* [Goal of the exercise] Collect all lines from the listing that include the string "baseline".

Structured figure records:
[START]

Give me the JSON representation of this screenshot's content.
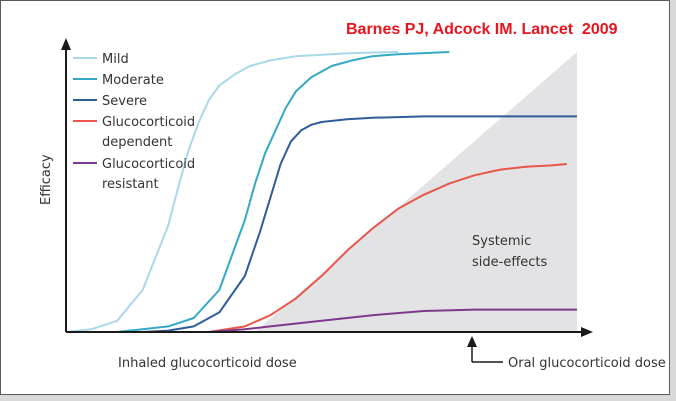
{
  "citation": {
    "text": "Barnes PJ, Adcock IM. Lancet  2009",
    "color": "#e8141c"
  },
  "chart_data": {
    "type": "line",
    "ylabel": "Efficacy",
    "xlabel": "Inhaled glucocorticoid dose",
    "secondary_xlabel": "Oral glucocorticoid dose",
    "region_label": [
      "Systemic",
      "side-effects"
    ],
    "region_color": "#e3e3e5",
    "xlim": [
      0,
      100
    ],
    "ylim": [
      0,
      100
    ],
    "series": [
      {
        "name": "Mild",
        "color": "#a9d8ea",
        "x": [
          0,
          5,
          10,
          15,
          20,
          22,
          24,
          26,
          28,
          30,
          33,
          36,
          40,
          45,
          50,
          55,
          60,
          65
        ],
        "y": [
          0,
          1,
          4,
          15,
          38,
          52,
          65,
          75,
          83,
          88,
          92,
          95,
          97,
          98.5,
          99,
          99.5,
          99.8,
          100
        ]
      },
      {
        "name": "Moderate",
        "color": "#35a9c4",
        "x": [
          10,
          15,
          20,
          25,
          30,
          35,
          37,
          39,
          41,
          43,
          45,
          48,
          52,
          56,
          60,
          65,
          70,
          75
        ],
        "y": [
          0,
          1,
          2,
          5,
          15,
          40,
          53,
          64,
          72,
          80,
          86,
          91,
          95,
          97,
          98.5,
          99.2,
          99.6,
          100
        ]
      },
      {
        "name": "Severe",
        "color": "#2e5d99",
        "x": [
          15,
          20,
          25,
          30,
          35,
          38,
          40,
          42,
          44,
          46,
          48,
          50,
          55,
          60,
          70,
          80,
          90,
          100
        ],
        "y": [
          0,
          0.5,
          2,
          7,
          20,
          36,
          48,
          60,
          68,
          72,
          74,
          75,
          76,
          76.5,
          77,
          77,
          77,
          77
        ]
      },
      {
        "name": "Glucocorticoid dependent",
        "color": "#e8574a",
        "x": [
          28,
          35,
          40,
          45,
          50,
          55,
          60,
          65,
          70,
          75,
          80,
          85,
          90,
          95,
          98
        ],
        "y": [
          0,
          2,
          6,
          12,
          20,
          29,
          37,
          44,
          49,
          53,
          56,
          58,
          59,
          59.5,
          60
        ]
      },
      {
        "name": "Glucocorticoid resistant",
        "color": "#7d3a8c",
        "x": [
          28,
          35,
          40,
          50,
          60,
          70,
          80,
          90,
          100
        ],
        "y": [
          0,
          1,
          2,
          4,
          6,
          7.5,
          8,
          8,
          8
        ]
      }
    ],
    "legend": {
      "position": "top-left"
    },
    "grid": false
  }
}
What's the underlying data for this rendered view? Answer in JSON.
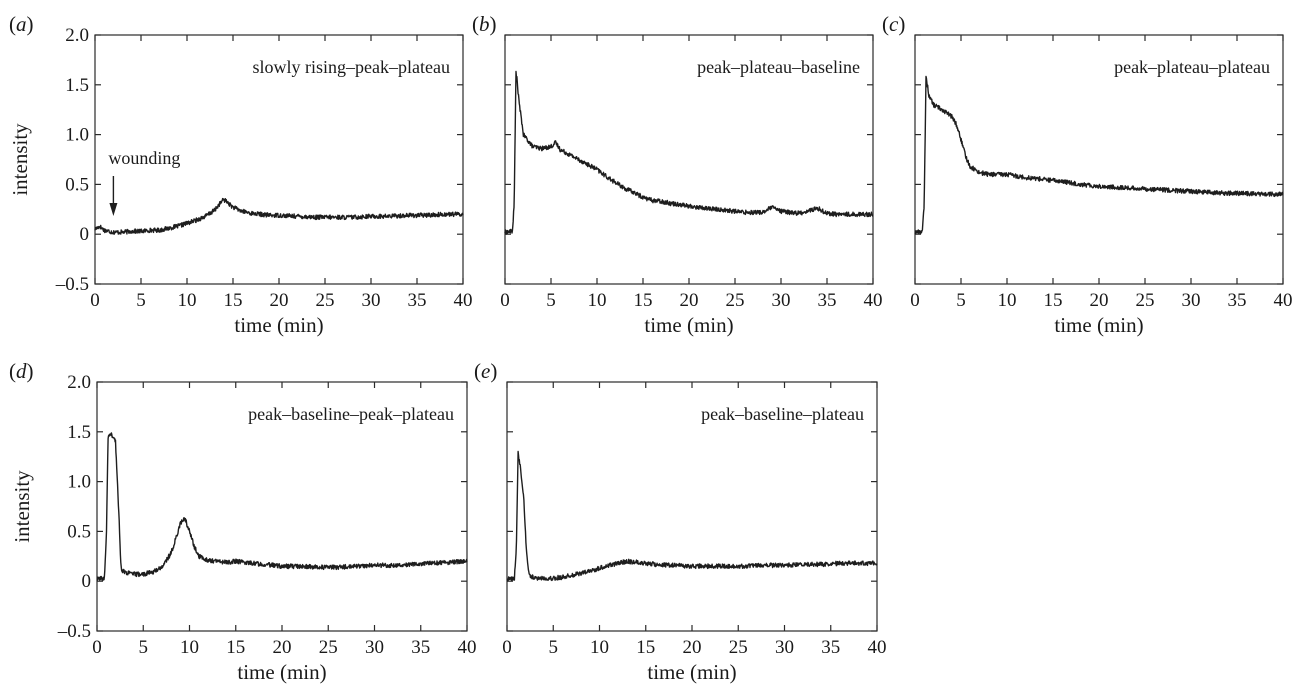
{
  "chart_data": [
    {
      "panel": "(a)",
      "type": "line",
      "annotation": "slowly rising–peak–plateau",
      "marker_label": "wounding",
      "marker_x": 2,
      "xlabel": "time (min)",
      "ylabel": "intensity",
      "xlim": [
        0,
        40
      ],
      "ylim": [
        -0.5,
        2.0
      ],
      "xticks": [
        "0",
        "5",
        "10",
        "15",
        "20",
        "25",
        "30",
        "35",
        "40"
      ],
      "yticks": [
        "–0.5",
        "0",
        "0.5",
        "1.0",
        "1.5",
        "2.0"
      ],
      "series": [
        {
          "x": [
            0,
            0.5,
            1,
            2,
            3,
            4,
            5,
            6,
            7,
            8,
            9,
            10,
            11,
            12,
            13,
            13.5,
            14,
            14.5,
            15,
            16,
            17,
            18,
            19,
            20,
            22,
            24,
            26,
            28,
            30,
            32,
            34,
            36,
            38,
            40
          ],
          "y": [
            0.05,
            0.08,
            0.04,
            0.02,
            0.02,
            0.03,
            0.03,
            0.04,
            0.04,
            0.06,
            0.08,
            0.11,
            0.14,
            0.18,
            0.24,
            0.3,
            0.35,
            0.31,
            0.27,
            0.23,
            0.21,
            0.2,
            0.19,
            0.19,
            0.18,
            0.17,
            0.17,
            0.17,
            0.18,
            0.18,
            0.19,
            0.19,
            0.2,
            0.2
          ]
        }
      ]
    },
    {
      "panel": "(b)",
      "type": "line",
      "annotation": "peak–plateau–baseline",
      "xlabel": "time (min)",
      "ylabel": "",
      "xlim": [
        0,
        40
      ],
      "ylim": [
        -0.5,
        2.0
      ],
      "xticks": [
        "0",
        "5",
        "10",
        "15",
        "20",
        "25",
        "30",
        "35",
        "40"
      ],
      "yticks": [],
      "series": [
        {
          "x": [
            0,
            0.8,
            1.0,
            1.2,
            1.5,
            2,
            3,
            4,
            5,
            5.5,
            6,
            7,
            8,
            9,
            10,
            11,
            12,
            13,
            14,
            15,
            16,
            17,
            18,
            19,
            20,
            21,
            22,
            24,
            26,
            28,
            29,
            30,
            32,
            34,
            35,
            36,
            38,
            40
          ],
          "y": [
            0.02,
            0.03,
            0.3,
            1.65,
            1.35,
            1.0,
            0.88,
            0.86,
            0.88,
            0.92,
            0.85,
            0.8,
            0.75,
            0.7,
            0.65,
            0.58,
            0.52,
            0.46,
            0.42,
            0.37,
            0.34,
            0.33,
            0.31,
            0.3,
            0.28,
            0.27,
            0.26,
            0.24,
            0.22,
            0.22,
            0.27,
            0.23,
            0.21,
            0.26,
            0.21,
            0.2,
            0.2,
            0.2
          ]
        }
      ]
    },
    {
      "panel": "(c)",
      "type": "line",
      "annotation": "peak–plateau–plateau",
      "xlabel": "time (min)",
      "ylabel": "",
      "xlim": [
        0,
        40
      ],
      "ylim": [
        -0.5,
        2.0
      ],
      "xticks": [
        "0",
        "5",
        "10",
        "15",
        "20",
        "25",
        "30",
        "35",
        "40"
      ],
      "yticks": [],
      "series": [
        {
          "x": [
            0,
            0.8,
            1.0,
            1.2,
            1.5,
            2,
            3,
            4,
            4.5,
            5,
            5.5,
            6,
            7,
            8,
            10,
            12,
            14,
            16,
            18,
            20,
            22,
            24,
            26,
            28,
            30,
            32,
            34,
            36,
            38,
            40
          ],
          "y": [
            0.02,
            0.03,
            0.3,
            1.58,
            1.4,
            1.3,
            1.25,
            1.18,
            1.1,
            0.95,
            0.78,
            0.68,
            0.62,
            0.6,
            0.6,
            0.57,
            0.55,
            0.53,
            0.5,
            0.48,
            0.47,
            0.46,
            0.45,
            0.44,
            0.43,
            0.42,
            0.41,
            0.41,
            0.4,
            0.4
          ]
        }
      ]
    },
    {
      "panel": "(d)",
      "type": "line",
      "annotation": "peak–baseline–peak–plateau",
      "xlabel": "time (min)",
      "ylabel": "intensity",
      "xlim": [
        0,
        40
      ],
      "ylim": [
        -0.5,
        2.0
      ],
      "xticks": [
        "0",
        "5",
        "10",
        "15",
        "20",
        "25",
        "30",
        "35",
        "40"
      ],
      "yticks": [
        "–0.5",
        "0",
        "0.5",
        "1.0",
        "1.5",
        "2.0"
      ],
      "series": [
        {
          "x": [
            0,
            0.8,
            1.0,
            1.2,
            1.5,
            2.0,
            2.4,
            2.6,
            3,
            4,
            5,
            6,
            7,
            8,
            8.5,
            9,
            9.5,
            10,
            10.5,
            11,
            12,
            13,
            14,
            15,
            16,
            18,
            20,
            22,
            24,
            26,
            28,
            30,
            32,
            34,
            36,
            38,
            40
          ],
          "y": [
            0.02,
            0.03,
            0.4,
            1.45,
            1.48,
            1.4,
            0.6,
            0.12,
            0.09,
            0.07,
            0.07,
            0.09,
            0.14,
            0.28,
            0.42,
            0.58,
            0.63,
            0.5,
            0.35,
            0.25,
            0.21,
            0.2,
            0.19,
            0.2,
            0.19,
            0.17,
            0.15,
            0.15,
            0.14,
            0.14,
            0.15,
            0.16,
            0.16,
            0.17,
            0.18,
            0.19,
            0.2
          ]
        }
      ]
    },
    {
      "panel": "(e)",
      "type": "line",
      "annotation": "peak–baseline–plateau",
      "xlabel": "time (min)",
      "ylabel": "",
      "xlim": [
        0,
        40
      ],
      "ylim": [
        -0.5,
        2.0
      ],
      "xticks": [
        "0",
        "5",
        "10",
        "15",
        "20",
        "25",
        "30",
        "35",
        "40"
      ],
      "yticks": [],
      "series": [
        {
          "x": [
            0,
            0.8,
            1.0,
            1.2,
            1.5,
            1.8,
            2.1,
            2.4,
            3,
            4,
            5,
            6,
            7,
            8,
            9,
            10,
            11,
            12,
            13,
            14,
            16,
            18,
            20,
            22,
            24,
            26,
            28,
            30,
            32,
            34,
            36,
            38,
            40
          ],
          "y": [
            0.02,
            0.03,
            0.3,
            1.3,
            1.1,
            0.85,
            0.3,
            0.06,
            0.03,
            0.03,
            0.03,
            0.04,
            0.06,
            0.08,
            0.1,
            0.13,
            0.16,
            0.18,
            0.2,
            0.19,
            0.17,
            0.16,
            0.15,
            0.15,
            0.15,
            0.15,
            0.16,
            0.16,
            0.17,
            0.17,
            0.18,
            0.18,
            0.18
          ]
        }
      ]
    }
  ]
}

[END]

* [Exercise response]
      "annotation": "peak–plateau–baseline",
      "annotation": "peak–baseline–peak–plateau",
      "annotation": "peak–baseline–plateau",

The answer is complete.